### The task:
How many lines hold the string "JSON"? Reply with the number alone.

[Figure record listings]
※

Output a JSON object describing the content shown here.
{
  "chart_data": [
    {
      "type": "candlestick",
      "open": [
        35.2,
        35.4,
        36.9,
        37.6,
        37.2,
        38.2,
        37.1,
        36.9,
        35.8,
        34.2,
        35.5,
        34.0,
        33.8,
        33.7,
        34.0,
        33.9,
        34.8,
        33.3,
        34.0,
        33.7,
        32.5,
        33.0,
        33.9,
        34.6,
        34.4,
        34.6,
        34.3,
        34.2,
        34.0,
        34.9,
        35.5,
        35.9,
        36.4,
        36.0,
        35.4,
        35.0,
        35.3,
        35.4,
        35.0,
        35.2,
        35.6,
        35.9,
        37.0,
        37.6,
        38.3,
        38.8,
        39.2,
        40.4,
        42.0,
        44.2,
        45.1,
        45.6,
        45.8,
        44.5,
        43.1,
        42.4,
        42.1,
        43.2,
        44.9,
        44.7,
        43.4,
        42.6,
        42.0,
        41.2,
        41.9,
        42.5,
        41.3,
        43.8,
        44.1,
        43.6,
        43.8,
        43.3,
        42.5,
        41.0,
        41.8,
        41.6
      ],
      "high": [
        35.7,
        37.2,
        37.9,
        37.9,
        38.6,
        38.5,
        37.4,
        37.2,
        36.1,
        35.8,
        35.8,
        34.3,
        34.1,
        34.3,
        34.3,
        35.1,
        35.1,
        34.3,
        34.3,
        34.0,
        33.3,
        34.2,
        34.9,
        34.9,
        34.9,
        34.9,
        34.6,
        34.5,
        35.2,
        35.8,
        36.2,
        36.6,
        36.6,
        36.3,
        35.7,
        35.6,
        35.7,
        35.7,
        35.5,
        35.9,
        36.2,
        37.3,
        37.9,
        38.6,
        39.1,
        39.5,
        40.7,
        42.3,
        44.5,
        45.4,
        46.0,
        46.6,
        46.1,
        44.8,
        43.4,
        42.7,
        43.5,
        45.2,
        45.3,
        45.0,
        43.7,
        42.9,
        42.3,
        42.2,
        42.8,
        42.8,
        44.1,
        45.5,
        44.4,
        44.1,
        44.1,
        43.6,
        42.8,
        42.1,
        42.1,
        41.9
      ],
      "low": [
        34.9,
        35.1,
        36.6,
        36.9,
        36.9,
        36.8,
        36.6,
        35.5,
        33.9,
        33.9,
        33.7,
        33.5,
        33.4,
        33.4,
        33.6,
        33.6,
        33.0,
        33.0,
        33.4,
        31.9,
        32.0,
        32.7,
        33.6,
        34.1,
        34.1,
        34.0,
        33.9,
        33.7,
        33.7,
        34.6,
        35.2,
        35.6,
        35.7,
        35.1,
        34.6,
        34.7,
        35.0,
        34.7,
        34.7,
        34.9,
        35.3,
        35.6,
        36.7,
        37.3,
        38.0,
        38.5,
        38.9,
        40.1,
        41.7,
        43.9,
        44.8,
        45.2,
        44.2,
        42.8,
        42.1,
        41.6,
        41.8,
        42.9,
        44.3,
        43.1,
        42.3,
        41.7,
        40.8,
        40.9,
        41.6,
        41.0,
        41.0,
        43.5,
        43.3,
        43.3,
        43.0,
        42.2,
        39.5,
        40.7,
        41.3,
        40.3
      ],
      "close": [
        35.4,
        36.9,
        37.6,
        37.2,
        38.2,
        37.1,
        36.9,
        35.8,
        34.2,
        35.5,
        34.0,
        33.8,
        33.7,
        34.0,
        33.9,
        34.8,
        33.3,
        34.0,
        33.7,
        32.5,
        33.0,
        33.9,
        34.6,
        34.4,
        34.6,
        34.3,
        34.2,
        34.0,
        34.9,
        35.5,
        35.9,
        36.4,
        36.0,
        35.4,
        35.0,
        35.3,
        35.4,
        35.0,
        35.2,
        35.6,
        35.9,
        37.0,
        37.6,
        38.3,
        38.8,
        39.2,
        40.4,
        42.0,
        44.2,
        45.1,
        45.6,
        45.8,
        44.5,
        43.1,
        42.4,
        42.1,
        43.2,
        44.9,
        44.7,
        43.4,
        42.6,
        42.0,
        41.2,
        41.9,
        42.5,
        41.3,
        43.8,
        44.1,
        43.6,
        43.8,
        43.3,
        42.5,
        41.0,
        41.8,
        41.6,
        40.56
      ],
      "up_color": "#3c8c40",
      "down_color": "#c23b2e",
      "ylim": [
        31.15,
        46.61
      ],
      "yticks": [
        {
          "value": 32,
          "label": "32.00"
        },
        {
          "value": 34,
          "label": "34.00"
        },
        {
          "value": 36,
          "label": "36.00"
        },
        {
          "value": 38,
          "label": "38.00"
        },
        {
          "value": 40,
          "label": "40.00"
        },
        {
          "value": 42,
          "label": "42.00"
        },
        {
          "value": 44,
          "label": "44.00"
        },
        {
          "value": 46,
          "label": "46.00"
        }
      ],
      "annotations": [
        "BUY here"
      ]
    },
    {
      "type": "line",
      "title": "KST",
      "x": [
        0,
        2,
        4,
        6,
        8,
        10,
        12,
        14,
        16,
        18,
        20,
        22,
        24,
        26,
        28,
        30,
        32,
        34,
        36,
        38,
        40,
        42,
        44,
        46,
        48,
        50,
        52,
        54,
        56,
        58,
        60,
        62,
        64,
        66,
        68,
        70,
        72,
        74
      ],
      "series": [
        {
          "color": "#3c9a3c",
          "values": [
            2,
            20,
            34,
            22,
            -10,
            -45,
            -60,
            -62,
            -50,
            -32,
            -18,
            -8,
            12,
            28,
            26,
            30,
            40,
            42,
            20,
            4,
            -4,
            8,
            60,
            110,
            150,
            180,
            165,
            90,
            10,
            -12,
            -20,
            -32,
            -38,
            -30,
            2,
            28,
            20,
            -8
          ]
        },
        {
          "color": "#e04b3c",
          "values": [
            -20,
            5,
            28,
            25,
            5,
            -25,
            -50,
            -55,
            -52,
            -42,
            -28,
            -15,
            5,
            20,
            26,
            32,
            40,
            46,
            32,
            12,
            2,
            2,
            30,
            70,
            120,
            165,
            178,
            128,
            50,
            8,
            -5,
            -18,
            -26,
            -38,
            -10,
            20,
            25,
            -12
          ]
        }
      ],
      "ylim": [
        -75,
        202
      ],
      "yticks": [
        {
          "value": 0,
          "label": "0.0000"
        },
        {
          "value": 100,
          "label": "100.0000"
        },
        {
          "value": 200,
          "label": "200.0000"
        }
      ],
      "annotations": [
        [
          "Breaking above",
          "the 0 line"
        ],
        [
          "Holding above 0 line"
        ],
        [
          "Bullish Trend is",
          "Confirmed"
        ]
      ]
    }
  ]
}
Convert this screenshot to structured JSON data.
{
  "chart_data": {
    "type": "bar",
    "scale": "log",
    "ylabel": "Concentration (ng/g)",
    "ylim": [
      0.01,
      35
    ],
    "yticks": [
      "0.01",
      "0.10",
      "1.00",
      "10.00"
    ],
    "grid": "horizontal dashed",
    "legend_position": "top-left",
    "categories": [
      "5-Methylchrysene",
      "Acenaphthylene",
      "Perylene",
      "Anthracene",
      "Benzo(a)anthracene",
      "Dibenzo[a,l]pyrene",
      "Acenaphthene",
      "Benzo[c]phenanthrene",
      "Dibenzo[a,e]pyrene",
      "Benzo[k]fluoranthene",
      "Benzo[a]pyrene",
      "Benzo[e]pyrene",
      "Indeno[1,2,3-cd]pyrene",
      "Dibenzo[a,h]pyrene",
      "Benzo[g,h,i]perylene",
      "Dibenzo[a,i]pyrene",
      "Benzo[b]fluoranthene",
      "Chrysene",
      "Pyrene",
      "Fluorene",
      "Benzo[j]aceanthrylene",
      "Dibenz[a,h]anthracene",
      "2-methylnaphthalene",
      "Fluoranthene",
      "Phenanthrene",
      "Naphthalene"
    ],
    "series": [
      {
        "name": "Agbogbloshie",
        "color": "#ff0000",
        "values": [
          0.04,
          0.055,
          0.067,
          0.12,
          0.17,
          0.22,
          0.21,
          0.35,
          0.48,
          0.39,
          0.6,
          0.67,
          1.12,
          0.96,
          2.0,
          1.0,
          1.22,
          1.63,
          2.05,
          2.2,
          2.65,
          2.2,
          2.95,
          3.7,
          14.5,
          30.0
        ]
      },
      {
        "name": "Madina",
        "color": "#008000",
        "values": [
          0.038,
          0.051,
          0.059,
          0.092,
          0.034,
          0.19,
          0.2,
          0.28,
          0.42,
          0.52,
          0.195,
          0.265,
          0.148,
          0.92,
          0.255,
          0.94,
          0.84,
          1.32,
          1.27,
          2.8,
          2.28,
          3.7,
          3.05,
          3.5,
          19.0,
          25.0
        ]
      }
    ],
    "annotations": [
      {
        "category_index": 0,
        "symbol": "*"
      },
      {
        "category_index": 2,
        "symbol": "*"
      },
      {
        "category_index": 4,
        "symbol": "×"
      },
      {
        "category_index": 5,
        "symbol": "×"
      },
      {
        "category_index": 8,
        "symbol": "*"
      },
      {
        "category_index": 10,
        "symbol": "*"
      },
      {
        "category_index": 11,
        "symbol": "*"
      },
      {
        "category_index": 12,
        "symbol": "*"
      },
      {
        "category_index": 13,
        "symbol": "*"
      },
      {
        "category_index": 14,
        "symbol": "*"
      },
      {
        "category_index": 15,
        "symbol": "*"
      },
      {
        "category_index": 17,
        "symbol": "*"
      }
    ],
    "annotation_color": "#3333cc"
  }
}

※

### Result below:
2